## Listed records

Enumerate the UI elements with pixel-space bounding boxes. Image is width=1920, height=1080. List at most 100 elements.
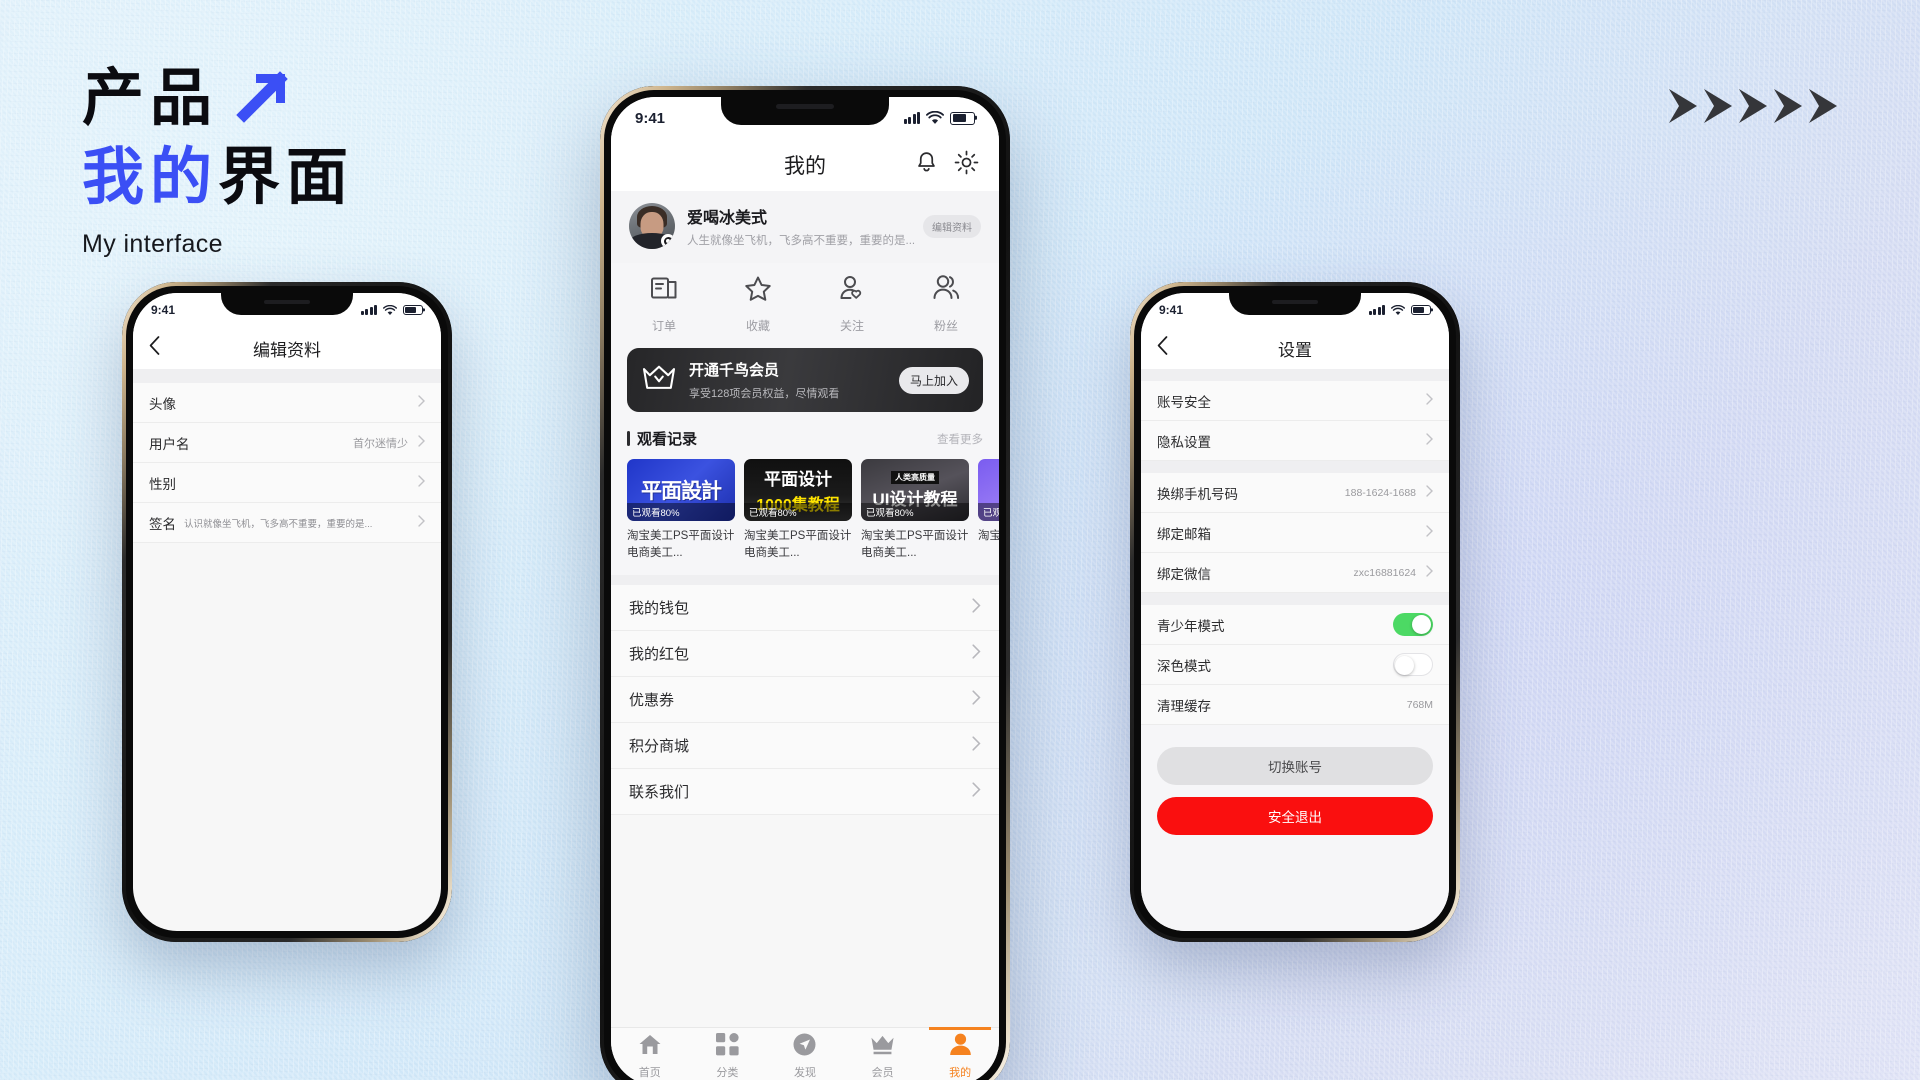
tab-discover[interactable]: 发现	[766, 1028, 844, 1080]
history-header: 观看记录 查看更多	[611, 426, 999, 459]
stat-label: 收藏	[745, 319, 770, 333]
section-gap	[611, 575, 999, 586]
chevron-right-icon	[418, 434, 425, 452]
tab-mine[interactable]: 我的	[921, 1027, 999, 1080]
notch	[721, 97, 889, 125]
list-item-label: 青少年模式	[1157, 618, 1225, 634]
list-item[interactable]: 绑定邮箱	[1141, 513, 1449, 553]
list-item[interactable]: 积分商城	[611, 723, 999, 770]
avatar[interactable]	[629, 203, 675, 249]
stat-favorites[interactable]: 收藏	[711, 273, 805, 334]
cellular-signal-icon	[903, 111, 920, 125]
thumb-subtext: 人类高质量	[891, 470, 939, 484]
person-heart-icon	[836, 273, 868, 310]
list-item[interactable]: 我的钱包	[611, 585, 999, 632]
list-item-dark-mode[interactable]: 深色模式	[1141, 645, 1449, 685]
chevron-right-icon	[1809, 89, 1837, 123]
cellular-signal-icon	[1368, 305, 1385, 315]
history-title: 淘宝美工PS平面设计电商美工...	[744, 530, 852, 559]
list-item-label: 头像	[149, 396, 176, 412]
history-card[interactable]: 人类高质量 UI设计教程 已观看80% 淘宝美工PS平面设计电商美工...	[861, 459, 969, 561]
history-card[interactable]: 国外Lo 已观看 淘宝美工设计电...	[978, 459, 999, 561]
view-more-link[interactable]: 查看更多	[937, 431, 983, 447]
list-item[interactable]: 隐私设置	[1141, 421, 1449, 461]
notch	[221, 293, 353, 315]
list-item[interactable]: 我的红包	[611, 631, 999, 678]
list-item-teen-mode[interactable]: 青少年模式	[1141, 605, 1449, 645]
settings-group-account: 账号安全 隐私设置	[1141, 381, 1449, 461]
list-item-label: 绑定微信	[1157, 566, 1211, 582]
tab-home[interactable]: 首页	[611, 1028, 689, 1080]
list-item-label: 积分商城	[629, 738, 690, 756]
switch-account-button[interactable]: 切换账号	[1157, 747, 1433, 785]
list-item-label: 清理缓存	[1157, 698, 1211, 714]
list-item[interactable]: 优惠券	[611, 677, 999, 724]
nav-bar: 我的	[611, 139, 999, 191]
progress-badge: 已观看80%	[627, 503, 735, 521]
teen-mode-toggle[interactable]	[1393, 613, 1433, 636]
list-item-label: 深色模式	[1157, 658, 1211, 674]
list-item-clear-cache[interactable]: 清理缓存 768M	[1141, 685, 1449, 725]
section-gap	[1141, 593, 1449, 605]
list-item[interactable]: 用户名 首尔迷情少	[133, 423, 441, 463]
vip-join-button[interactable]: 马上加入	[898, 366, 969, 394]
person-icon	[949, 1033, 972, 1061]
tab-vip[interactable]: 会员	[844, 1028, 922, 1080]
camera-badge-icon	[661, 234, 675, 248]
list-item-label: 绑定邮箱	[1157, 526, 1211, 542]
bell-icon[interactable]	[915, 150, 938, 180]
vip-banner[interactable]: 开通千鸟会员 享受128项会员权益，尽情观看 马上加入	[627, 348, 983, 412]
tab-label: 首页	[638, 1067, 661, 1079]
chevron-right-icon	[418, 394, 425, 412]
chevron-right-icon	[972, 736, 981, 756]
chevron-right-icon	[1426, 484, 1433, 502]
bottom-tab-bar: 首页 分类 发现 会员 我的	[611, 1027, 999, 1080]
list-item[interactable]: 账号安全	[1141, 381, 1449, 421]
wifi-icon	[1391, 304, 1405, 315]
stat-orders[interactable]: 订单	[617, 273, 711, 334]
notch	[1229, 293, 1361, 315]
tab-category[interactable]: 分类	[689, 1028, 767, 1080]
cache-size-value: 768M	[1406, 698, 1433, 711]
stats-row: 订单 收藏 关注 粉丝	[611, 263, 999, 348]
list-item-label: 换绑手机号码	[1157, 486, 1238, 502]
back-button[interactable]	[149, 336, 160, 360]
chevron-right-icon	[1426, 432, 1433, 450]
settings-actions: 切换账号 安全退出	[1141, 725, 1449, 835]
list-item-label: 签名	[149, 516, 176, 532]
list-item-label: 隐私设置	[1157, 434, 1211, 450]
history-carousel[interactable]: 平面設計 已观看80% 淘宝美工PS平面设计电商美工... 平面设计 1000集…	[611, 459, 999, 576]
list-item[interactable]: 联系我们	[611, 769, 999, 816]
list-item-label: 我的红包	[629, 646, 690, 664]
headline-line-2-accent: 我的	[82, 142, 219, 212]
headline-subtitle: My interface	[82, 230, 223, 259]
chevron-right-icon	[1426, 392, 1433, 410]
gear-icon[interactable]	[954, 150, 979, 180]
list-item[interactable]: 头像	[133, 383, 441, 423]
history-card[interactable]: 平面设计 1000集教程 已观看80% 淘宝美工PS平面设计电商美工...	[744, 459, 852, 561]
list-item-value: zxc16881624	[1353, 566, 1416, 579]
list-item[interactable]: 换绑手机号码 188-1624-1688	[1141, 473, 1449, 513]
nav-bar: 编辑资料	[133, 327, 441, 369]
phone-edit-profile: 9:41 编辑资料 头像 用户名 首尔迷情少 性别 签名 认识就像坐飞机，飞多高…	[122, 282, 452, 942]
dark-mode-toggle[interactable]	[1393, 653, 1433, 676]
list-item-signature: 认识就像坐飞机，飞多高不重要，重要的是...	[184, 518, 373, 530]
history-card[interactable]: 平面設計 已观看80% 淘宝美工PS平面设计电商美工...	[627, 459, 735, 561]
stat-following[interactable]: 关注	[805, 273, 899, 334]
chevron-right-icon	[1669, 89, 1697, 123]
list-item[interactable]: 签名 认识就像坐飞机，飞多高不重要，重要的是...	[133, 503, 441, 543]
battery-icon	[950, 111, 975, 125]
settings-filler	[1141, 835, 1449, 931]
phone-my-profile: 9:41 我的 爱喝冰美式 人生就像坐飞机，飞多高不重要，重要的是... 编辑资…	[600, 86, 1010, 1080]
list-item[interactable]: 绑定微信 zxc16881624	[1141, 553, 1449, 593]
profile-header: 爱喝冰美式 人生就像坐飞机，飞多高不重要，重要的是... 编辑资料	[611, 191, 999, 263]
list-item[interactable]: 性别	[133, 463, 441, 503]
vip-title: 开通千鸟会员	[689, 362, 780, 379]
headline-block: 产品 我的界面 My interface	[82, 65, 354, 259]
back-button[interactable]	[1157, 336, 1168, 360]
edit-profile-button[interactable]: 编辑资料	[923, 214, 981, 238]
logout-button[interactable]: 安全退出	[1157, 797, 1433, 835]
wifi-icon	[926, 111, 944, 124]
progress-badge: 已观看80%	[861, 503, 969, 521]
stat-fans[interactable]: 粉丝	[899, 273, 993, 334]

## What is required
Copy the part of the listing above that starts with the line containing "1028, 844, 1080]" and ends with the line containing "273, 868, 310]", keeping both of those lines and changing nothing.

## Exercise answer
tab-discover[interactable]: 发现	[766, 1028, 844, 1080]
history-header: 观看记录 查看更多	[611, 426, 999, 459]
stat-label: 收藏	[745, 319, 770, 333]
section-gap	[611, 575, 999, 586]
chevron-right-icon	[418, 434, 425, 452]
tab-mine[interactable]: 我的	[921, 1027, 999, 1080]
notch	[721, 97, 889, 125]
list-item-label: 青少年模式	[1157, 618, 1225, 634]
list-item[interactable]: 绑定邮箱	[1141, 513, 1449, 553]
list-item[interactable]: 积分商城	[611, 723, 999, 770]
avatar[interactable]	[629, 203, 675, 249]
stat-favorites[interactable]: 收藏	[711, 273, 805, 334]
cellular-signal-icon	[903, 111, 920, 125]
thumb-subtext: 人类高质量	[891, 470, 939, 484]
person-heart-icon	[836, 273, 868, 310]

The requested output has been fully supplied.